RAW DATA
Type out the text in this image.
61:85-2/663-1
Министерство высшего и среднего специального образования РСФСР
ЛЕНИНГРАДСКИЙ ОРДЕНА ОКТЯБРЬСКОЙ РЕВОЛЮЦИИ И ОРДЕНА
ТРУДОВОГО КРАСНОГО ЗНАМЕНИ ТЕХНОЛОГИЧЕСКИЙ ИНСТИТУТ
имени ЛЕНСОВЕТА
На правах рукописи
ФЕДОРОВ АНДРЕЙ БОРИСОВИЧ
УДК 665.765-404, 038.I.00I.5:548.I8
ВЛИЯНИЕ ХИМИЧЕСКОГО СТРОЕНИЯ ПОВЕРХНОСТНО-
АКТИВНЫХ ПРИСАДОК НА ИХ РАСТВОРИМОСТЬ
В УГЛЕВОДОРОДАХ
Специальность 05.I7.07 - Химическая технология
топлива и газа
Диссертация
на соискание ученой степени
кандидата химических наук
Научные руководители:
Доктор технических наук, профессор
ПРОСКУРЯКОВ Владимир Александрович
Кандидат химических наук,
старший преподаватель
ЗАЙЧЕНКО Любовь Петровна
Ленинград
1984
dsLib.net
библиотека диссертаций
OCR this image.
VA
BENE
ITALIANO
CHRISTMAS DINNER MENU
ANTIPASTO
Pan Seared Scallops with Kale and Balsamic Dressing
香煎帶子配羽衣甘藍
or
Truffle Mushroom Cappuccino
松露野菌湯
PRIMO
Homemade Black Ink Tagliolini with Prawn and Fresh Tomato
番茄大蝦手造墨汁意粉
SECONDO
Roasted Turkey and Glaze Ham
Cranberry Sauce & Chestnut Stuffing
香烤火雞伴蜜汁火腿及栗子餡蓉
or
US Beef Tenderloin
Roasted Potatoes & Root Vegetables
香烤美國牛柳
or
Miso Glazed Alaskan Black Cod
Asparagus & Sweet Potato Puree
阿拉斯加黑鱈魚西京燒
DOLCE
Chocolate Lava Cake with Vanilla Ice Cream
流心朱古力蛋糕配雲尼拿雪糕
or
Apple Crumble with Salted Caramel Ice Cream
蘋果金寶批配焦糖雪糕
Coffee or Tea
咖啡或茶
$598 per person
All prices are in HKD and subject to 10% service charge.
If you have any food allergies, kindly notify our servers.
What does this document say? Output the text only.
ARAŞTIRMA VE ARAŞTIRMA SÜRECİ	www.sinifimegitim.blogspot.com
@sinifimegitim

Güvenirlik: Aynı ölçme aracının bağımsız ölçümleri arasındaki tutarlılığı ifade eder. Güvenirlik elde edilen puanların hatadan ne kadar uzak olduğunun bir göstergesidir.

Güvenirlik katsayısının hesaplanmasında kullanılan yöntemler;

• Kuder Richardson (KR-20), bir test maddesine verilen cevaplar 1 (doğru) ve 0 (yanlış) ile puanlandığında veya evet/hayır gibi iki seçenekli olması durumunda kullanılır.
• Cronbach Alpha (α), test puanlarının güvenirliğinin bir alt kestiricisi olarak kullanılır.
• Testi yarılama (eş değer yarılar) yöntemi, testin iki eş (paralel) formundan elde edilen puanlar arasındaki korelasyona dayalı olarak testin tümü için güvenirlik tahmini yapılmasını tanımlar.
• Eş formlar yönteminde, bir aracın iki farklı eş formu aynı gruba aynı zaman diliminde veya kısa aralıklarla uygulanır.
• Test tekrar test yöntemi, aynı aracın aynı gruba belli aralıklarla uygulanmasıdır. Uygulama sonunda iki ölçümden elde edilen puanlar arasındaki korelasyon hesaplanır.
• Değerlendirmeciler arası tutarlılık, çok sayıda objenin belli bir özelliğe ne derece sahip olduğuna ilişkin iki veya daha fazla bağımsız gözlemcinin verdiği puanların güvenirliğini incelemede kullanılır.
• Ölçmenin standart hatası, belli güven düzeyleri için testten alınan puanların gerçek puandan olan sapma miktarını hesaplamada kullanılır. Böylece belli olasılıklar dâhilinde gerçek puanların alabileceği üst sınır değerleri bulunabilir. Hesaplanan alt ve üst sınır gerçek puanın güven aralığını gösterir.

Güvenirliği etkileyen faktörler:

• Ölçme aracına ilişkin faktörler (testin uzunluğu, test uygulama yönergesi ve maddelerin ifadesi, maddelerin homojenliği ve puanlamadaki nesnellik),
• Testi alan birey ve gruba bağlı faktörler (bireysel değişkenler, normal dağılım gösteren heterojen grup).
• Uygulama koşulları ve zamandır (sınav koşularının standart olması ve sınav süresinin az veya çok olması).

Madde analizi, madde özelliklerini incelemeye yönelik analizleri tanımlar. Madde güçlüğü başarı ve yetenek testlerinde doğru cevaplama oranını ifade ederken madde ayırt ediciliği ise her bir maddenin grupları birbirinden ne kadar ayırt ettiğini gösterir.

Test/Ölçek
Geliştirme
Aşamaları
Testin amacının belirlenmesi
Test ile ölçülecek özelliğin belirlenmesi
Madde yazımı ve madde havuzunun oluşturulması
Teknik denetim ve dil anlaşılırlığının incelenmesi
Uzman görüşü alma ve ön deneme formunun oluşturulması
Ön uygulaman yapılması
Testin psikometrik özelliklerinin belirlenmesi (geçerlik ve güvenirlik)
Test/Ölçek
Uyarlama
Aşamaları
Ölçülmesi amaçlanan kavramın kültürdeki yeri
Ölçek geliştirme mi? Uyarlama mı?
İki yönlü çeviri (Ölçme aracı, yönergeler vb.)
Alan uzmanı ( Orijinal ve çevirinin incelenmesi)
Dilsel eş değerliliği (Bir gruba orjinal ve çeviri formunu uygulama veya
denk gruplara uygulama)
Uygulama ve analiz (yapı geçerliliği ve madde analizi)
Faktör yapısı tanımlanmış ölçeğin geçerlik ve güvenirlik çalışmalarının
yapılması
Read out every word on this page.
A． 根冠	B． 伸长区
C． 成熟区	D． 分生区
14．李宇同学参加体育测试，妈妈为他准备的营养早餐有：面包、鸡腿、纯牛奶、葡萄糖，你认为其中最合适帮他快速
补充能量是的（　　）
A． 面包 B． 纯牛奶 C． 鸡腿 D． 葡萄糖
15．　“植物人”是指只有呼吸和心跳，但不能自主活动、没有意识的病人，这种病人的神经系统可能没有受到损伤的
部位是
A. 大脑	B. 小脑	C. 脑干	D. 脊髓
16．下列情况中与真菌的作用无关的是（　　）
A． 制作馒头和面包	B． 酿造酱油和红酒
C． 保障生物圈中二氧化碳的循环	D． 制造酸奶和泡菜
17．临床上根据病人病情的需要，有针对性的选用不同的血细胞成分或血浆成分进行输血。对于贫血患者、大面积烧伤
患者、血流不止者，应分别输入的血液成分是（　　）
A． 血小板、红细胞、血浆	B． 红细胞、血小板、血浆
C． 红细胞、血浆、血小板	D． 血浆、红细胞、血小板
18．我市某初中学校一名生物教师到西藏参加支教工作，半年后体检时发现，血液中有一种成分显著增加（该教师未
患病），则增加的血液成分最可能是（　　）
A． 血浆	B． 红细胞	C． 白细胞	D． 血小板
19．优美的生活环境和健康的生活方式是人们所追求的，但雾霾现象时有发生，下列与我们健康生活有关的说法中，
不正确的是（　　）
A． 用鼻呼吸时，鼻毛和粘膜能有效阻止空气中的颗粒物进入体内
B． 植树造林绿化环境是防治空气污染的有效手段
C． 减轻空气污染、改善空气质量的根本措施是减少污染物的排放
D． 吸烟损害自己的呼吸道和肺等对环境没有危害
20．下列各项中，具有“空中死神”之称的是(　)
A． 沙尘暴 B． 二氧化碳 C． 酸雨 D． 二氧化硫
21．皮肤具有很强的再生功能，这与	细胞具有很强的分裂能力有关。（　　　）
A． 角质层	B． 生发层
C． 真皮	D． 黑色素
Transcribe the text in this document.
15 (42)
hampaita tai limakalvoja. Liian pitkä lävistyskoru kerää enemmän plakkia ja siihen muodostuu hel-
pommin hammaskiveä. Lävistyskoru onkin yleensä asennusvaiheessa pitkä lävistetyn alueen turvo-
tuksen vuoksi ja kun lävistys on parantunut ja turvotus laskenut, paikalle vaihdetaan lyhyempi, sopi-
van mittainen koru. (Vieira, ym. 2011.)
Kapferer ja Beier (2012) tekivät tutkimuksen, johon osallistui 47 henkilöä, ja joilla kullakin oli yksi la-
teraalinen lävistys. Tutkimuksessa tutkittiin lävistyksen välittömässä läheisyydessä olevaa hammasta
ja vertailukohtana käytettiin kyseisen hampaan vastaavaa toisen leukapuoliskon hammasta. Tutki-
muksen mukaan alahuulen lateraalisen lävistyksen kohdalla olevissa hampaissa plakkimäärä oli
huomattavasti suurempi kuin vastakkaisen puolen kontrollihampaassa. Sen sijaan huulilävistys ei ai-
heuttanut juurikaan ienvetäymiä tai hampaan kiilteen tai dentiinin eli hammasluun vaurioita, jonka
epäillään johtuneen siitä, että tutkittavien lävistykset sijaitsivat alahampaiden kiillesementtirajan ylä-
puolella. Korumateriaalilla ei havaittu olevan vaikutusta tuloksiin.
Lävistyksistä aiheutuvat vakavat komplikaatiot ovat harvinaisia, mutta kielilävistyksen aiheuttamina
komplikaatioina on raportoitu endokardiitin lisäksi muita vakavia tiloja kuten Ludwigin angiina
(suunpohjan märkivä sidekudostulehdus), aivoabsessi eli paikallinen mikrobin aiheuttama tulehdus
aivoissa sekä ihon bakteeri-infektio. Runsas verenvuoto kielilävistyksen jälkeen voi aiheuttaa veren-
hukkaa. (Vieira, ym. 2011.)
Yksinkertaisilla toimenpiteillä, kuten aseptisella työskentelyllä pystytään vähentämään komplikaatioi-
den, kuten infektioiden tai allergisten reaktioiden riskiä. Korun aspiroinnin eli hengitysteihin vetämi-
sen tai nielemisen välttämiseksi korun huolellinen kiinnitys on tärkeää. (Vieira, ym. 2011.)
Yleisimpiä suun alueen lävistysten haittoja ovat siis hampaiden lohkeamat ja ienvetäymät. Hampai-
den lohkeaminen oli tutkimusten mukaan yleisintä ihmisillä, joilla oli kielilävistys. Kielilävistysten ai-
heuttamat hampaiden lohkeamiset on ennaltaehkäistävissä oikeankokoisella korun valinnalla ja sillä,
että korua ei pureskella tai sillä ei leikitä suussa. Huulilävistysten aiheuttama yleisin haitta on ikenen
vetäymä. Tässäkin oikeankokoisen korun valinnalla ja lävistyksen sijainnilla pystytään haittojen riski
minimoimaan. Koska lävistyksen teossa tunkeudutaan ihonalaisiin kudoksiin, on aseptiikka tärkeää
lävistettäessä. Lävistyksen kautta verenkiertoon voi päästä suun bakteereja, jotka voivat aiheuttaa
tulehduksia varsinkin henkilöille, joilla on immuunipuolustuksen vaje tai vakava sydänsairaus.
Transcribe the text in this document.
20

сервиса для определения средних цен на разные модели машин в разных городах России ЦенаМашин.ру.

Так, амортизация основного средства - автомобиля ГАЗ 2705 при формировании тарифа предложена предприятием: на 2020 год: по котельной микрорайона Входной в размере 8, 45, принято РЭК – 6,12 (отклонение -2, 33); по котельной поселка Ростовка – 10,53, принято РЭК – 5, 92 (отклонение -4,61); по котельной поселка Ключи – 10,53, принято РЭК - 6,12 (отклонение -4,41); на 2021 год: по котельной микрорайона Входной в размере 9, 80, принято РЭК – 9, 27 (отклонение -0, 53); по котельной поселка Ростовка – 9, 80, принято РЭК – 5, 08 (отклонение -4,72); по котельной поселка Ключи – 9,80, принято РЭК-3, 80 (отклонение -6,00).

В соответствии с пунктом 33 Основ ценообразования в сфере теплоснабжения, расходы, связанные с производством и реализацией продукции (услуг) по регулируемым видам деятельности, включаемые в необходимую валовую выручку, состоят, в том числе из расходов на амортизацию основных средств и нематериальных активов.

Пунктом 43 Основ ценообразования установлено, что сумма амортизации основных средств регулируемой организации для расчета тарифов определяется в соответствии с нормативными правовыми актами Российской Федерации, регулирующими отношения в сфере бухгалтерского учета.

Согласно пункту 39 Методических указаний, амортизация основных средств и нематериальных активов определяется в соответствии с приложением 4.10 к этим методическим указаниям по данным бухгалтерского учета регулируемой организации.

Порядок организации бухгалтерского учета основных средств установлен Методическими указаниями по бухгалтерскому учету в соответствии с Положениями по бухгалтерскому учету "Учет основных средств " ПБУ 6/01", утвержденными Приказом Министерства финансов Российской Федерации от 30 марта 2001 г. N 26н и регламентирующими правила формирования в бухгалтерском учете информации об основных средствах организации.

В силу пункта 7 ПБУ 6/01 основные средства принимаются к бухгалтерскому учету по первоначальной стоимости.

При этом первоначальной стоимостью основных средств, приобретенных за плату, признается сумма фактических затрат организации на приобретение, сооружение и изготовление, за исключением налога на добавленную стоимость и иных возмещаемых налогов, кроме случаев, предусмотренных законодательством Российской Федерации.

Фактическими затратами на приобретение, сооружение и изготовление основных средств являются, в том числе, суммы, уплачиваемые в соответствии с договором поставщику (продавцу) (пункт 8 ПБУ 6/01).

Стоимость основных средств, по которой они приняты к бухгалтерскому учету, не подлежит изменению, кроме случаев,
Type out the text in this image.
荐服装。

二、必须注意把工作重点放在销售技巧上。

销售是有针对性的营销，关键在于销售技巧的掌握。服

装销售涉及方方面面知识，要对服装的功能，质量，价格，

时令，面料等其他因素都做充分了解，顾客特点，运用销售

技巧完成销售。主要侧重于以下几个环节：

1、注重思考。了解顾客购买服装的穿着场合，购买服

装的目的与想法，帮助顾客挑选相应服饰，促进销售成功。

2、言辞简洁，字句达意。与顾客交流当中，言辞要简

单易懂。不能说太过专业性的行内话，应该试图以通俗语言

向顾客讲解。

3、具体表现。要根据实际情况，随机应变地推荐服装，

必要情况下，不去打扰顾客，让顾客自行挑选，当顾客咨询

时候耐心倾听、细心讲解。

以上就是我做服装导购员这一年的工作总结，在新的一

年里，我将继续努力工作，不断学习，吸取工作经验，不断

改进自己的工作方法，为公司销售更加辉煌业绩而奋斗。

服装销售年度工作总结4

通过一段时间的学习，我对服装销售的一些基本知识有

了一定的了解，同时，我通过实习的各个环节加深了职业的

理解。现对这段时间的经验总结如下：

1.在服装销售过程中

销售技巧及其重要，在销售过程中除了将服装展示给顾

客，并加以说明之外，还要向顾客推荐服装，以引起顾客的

AIM
Filter the entries above down to the lines containing the word "hampaan".

SOLUTION TO THIS PROBLEM
ja vertailukohtana käytettiin kyseisen hampaan vastaavaa toisen leukapuoliskon hammasta. Tutki-
heuttanut juurikaan ienvetäymiä tai hampaan kiilteen tai dentiinin eli hammasluun vaurioita, jonka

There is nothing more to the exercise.